- Born: Haval Khalil 16 May 1995 (age 31) Husby, Stockholm, Sweden
- Genres: Hip hop, gangsta rap
- Occupation: Rapper
- Years active: 2018–present
- Label: Haval Music

= Haval (rapper) =

Swedish rapper

Haval Khalil (born 16 May 1995), known mononymously as Haval, is a Swedish rapper. He has released three albums.

==Biography==
Khalil was born in Husby, northern Stockholm. He is based in Skarpnäck within the municipality of Stockholm. He broke through with his debut album Inloggad in 2020, an album produced by Manny Flaco. Haval and Manny Flaco released a number of joint singles as Haval & Manny Flaco. The songs on the album receiving great viewing on streaming platform depict a difficult street life with weapons and drugs.

In April 2021, Haval was nominated for a Swedish Grammis in the "Newcomer of the Year" category. The nomination caused controversy due to Haval's involvement in gangs and in a criminal case where charges had been brought against him. Eventually, on 14 July 2021, Haval was convicted and sentenced for two and a half years for complicity in the kidnapping and robbery of rapper Einár. The trial was held in Södertörn District Court against various activities of the criminal gang Vårbynätverket.

In 2023, he moved to Romania, settling in Otopeni. In September 2026 he was arrested by the Romanian authorities, being charged with an assassination attempt.

* [Data]
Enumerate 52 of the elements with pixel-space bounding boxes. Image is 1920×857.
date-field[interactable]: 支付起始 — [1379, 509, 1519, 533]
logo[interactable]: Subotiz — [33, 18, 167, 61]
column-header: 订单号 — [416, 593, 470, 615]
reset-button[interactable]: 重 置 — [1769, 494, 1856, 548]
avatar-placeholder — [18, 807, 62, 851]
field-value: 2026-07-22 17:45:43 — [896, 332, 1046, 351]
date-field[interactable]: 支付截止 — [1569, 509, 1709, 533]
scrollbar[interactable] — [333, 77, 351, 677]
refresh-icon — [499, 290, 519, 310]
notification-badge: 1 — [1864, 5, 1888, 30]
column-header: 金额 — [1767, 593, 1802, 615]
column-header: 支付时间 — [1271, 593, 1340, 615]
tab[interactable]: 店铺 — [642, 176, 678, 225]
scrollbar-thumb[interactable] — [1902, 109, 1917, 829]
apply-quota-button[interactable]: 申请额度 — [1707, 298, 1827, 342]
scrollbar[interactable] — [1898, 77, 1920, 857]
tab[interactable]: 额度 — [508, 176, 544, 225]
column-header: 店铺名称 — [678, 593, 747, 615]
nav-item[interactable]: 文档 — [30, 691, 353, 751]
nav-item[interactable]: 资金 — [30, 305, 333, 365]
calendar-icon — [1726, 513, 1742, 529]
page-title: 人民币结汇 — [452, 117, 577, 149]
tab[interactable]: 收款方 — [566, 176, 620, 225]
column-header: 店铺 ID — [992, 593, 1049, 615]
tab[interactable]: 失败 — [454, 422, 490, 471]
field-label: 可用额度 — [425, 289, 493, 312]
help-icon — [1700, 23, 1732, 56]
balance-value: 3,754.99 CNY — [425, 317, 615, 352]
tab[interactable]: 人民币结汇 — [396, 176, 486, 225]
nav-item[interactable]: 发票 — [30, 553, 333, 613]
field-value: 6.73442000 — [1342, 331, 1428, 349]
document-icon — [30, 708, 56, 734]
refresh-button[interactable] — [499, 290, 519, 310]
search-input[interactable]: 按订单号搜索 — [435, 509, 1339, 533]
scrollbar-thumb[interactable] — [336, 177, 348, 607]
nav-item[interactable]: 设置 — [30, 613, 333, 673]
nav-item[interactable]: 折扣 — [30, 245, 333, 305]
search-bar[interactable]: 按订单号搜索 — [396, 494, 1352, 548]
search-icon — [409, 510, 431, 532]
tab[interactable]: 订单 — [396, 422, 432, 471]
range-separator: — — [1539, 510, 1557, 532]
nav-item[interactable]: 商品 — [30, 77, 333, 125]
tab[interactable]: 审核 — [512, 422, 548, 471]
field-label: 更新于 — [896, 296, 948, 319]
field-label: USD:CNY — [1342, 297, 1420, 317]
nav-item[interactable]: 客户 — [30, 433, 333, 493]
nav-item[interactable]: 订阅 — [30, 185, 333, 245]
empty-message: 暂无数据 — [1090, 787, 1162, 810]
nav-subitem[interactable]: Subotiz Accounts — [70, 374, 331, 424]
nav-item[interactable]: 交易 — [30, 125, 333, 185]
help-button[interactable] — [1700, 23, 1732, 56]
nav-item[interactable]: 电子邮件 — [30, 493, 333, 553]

* [What is expected]
Render this sentence from the Haval biography in German: "In April 2021, Haval was nominated for a Swedish Grammis in the 'Newcomer of the Year' category." The material plays no part in what follows.

* [Answer]
Im April 2021 wurde Haval in der Kategorie „Newcomer des Jahres“ für einen schwedischen Grammis nominiert.